• [PROMPT]: From the material below, list every line containing "Increase".

• [EXCERPTED DATA]:
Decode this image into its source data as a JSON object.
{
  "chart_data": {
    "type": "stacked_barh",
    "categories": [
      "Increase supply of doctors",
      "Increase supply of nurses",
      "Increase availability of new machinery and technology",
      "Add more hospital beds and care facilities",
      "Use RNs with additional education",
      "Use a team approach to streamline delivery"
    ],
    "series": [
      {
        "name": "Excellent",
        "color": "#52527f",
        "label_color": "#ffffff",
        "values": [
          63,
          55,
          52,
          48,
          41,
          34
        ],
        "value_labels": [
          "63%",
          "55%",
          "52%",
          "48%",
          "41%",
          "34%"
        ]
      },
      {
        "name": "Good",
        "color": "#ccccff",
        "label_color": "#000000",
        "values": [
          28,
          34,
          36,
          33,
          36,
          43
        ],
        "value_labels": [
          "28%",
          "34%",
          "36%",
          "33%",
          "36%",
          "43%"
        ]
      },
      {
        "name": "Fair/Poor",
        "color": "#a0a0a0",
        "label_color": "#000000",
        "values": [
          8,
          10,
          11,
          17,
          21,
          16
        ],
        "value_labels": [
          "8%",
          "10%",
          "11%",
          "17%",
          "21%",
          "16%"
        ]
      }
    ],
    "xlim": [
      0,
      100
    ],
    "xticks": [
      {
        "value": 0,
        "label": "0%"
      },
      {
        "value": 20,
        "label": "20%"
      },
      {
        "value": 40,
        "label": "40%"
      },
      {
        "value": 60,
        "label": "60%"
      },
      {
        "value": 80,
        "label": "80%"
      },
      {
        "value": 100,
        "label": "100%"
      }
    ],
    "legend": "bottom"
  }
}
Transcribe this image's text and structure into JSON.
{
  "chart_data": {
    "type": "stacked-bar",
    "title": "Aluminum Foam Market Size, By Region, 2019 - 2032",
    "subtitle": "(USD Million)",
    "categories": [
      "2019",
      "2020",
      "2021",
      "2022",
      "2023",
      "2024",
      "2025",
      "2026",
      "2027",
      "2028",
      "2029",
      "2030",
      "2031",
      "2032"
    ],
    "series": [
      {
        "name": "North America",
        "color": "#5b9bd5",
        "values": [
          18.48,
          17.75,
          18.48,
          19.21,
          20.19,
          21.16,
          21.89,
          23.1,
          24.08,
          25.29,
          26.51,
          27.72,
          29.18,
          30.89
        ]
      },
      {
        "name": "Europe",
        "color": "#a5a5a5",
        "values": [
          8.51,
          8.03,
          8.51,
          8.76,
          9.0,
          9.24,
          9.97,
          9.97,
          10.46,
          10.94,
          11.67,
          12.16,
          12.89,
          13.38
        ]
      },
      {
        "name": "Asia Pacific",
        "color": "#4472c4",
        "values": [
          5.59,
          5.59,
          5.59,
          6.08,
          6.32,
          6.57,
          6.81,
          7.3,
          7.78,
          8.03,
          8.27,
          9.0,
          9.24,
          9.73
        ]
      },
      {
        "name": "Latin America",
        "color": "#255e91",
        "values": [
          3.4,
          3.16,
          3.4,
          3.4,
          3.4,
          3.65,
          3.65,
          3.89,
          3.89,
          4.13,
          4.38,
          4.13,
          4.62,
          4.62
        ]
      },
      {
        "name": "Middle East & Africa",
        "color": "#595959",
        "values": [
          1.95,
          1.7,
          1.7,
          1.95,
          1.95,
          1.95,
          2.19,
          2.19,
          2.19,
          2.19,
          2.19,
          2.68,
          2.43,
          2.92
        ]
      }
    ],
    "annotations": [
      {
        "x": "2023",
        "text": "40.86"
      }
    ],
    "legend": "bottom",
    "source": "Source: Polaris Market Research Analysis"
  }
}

• [RESULT]:
      "Increase supply of doctors",
      "Increase supply of nurses",
      "Increase availability of new machinery and technology",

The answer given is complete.